**Task to carry out:**
Please write the listing below out again exactly, leaving every picture behind.

(Structured figure records)
┄┄┄┄┄┄┄┄┄┄┄┄┄┄┄┄┄┄┄┄

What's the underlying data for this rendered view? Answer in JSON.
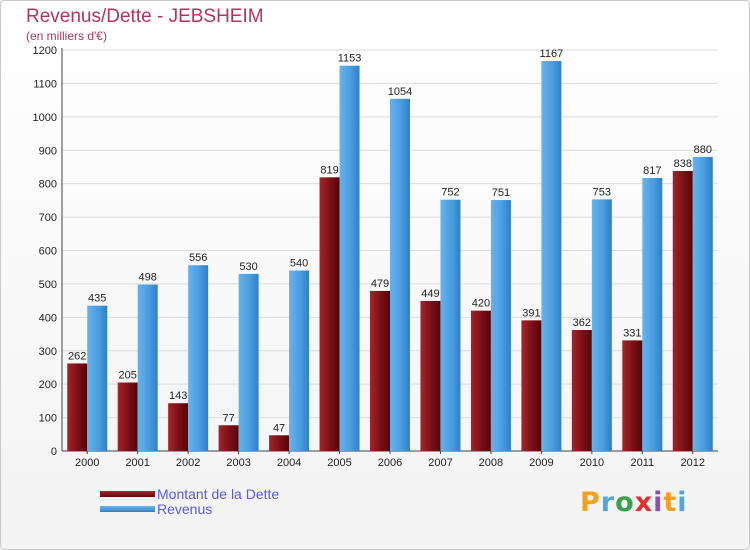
{
  "colors": {
    "dette": "#7a0f15",
    "revenus": "#3f95d9",
    "title": "#b0355b",
    "legend_text": "#5a5adf"
  },
  "chart_data": {
    "type": "bar",
    "title": "Revenus/Dette - JEBSHEIM",
    "subtitle": "(en milliers d'€)",
    "categories": [
      "2000",
      "2001",
      "2002",
      "2003",
      "2004",
      "2005",
      "2006",
      "2007",
      "2008",
      "2009",
      "2010",
      "2011",
      "2012"
    ],
    "series": [
      {
        "name": "Montant de la Dette",
        "values": [
          262,
          205,
          143,
          77,
          47,
          819,
          479,
          449,
          420,
          391,
          362,
          331,
          838
        ]
      },
      {
        "name": "Revenus",
        "values": [
          435,
          498,
          556,
          530,
          540,
          1153,
          1054,
          752,
          751,
          1167,
          753,
          817,
          880
        ]
      }
    ],
    "ylim": [
      0,
      1200
    ],
    "yticks": [
      0,
      100,
      200,
      300,
      400,
      500,
      600,
      700,
      800,
      900,
      1000,
      1100,
      1200
    ],
    "grid": true,
    "legend": "bottom-left"
  },
  "brand": {
    "letters": [
      "P",
      "r",
      "o",
      "x",
      "i",
      "t",
      "i"
    ],
    "colors": [
      "#f3a11c",
      "#52a8dc",
      "#3aa04a",
      "#e1302b",
      "#8a4fb3",
      "#f3a11c",
      "#52a8dc"
    ]
  }
}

┄┄┄┄┄┄┄┄┄┄┄┄┄┄┄┄┄┄┄┄

**Result for this task:**
What's the underlying data for this rendered view? Answer in JSON.
{
  "colors": {
    "dette": "#7a0f15",
    "revenus": "#3f95d9",
    "title": "#b0355b",
    "legend_text": "#5a5adf"
  },
  "chart_data": {
    "type": "bar",
    "title": "Revenus/Dette - JEBSHEIM",
    "subtitle": "(en milliers d'€)",
    "categories": [
      "2000",
      "2001",
      "2002",
      "2003",
      "2004",
      "2005",
      "2006",
      "2007",
      "2008",
      "2009",
      "2010",
      "2011",
      "2012"
    ],
    "series": [
      {
        "name": "Montant de la Dette",
        "values": [
          262,
          205,
          143,
          77,
          47,
          819,
          479,
          449,
          420,
          391,
          362,
          331,
          838
        ]
      },
      {
        "name": "Revenus",
        "values": [
          435,
          498,
          556,
          530,
          540,
          1153,
          1054,
          752,
          751,
          1167,
          753,
          817,
          880
        ]
      }
    ],
    "ylim": [
      0,
      1200
    ],
    "yticks": [
      0,
      100,
      200,
      300,
      400,
      500,
      600,
      700,
      800,
      900,
      1000,
      1100,
      1200
    ],
    "grid": true,
    "legend": "bottom-left"
  },
  "brand": {
    "letters": [
      "P",
      "r",
      "o",
      "x",
      "i",
      "t",
      "i"
    ],
    "colors": [
      "#f3a11c",
      "#52a8dc",
      "#3aa04a",
      "#e1302b",
      "#8a4fb3",
      "#f3a11c",
      "#52a8dc"
    ]
  }
}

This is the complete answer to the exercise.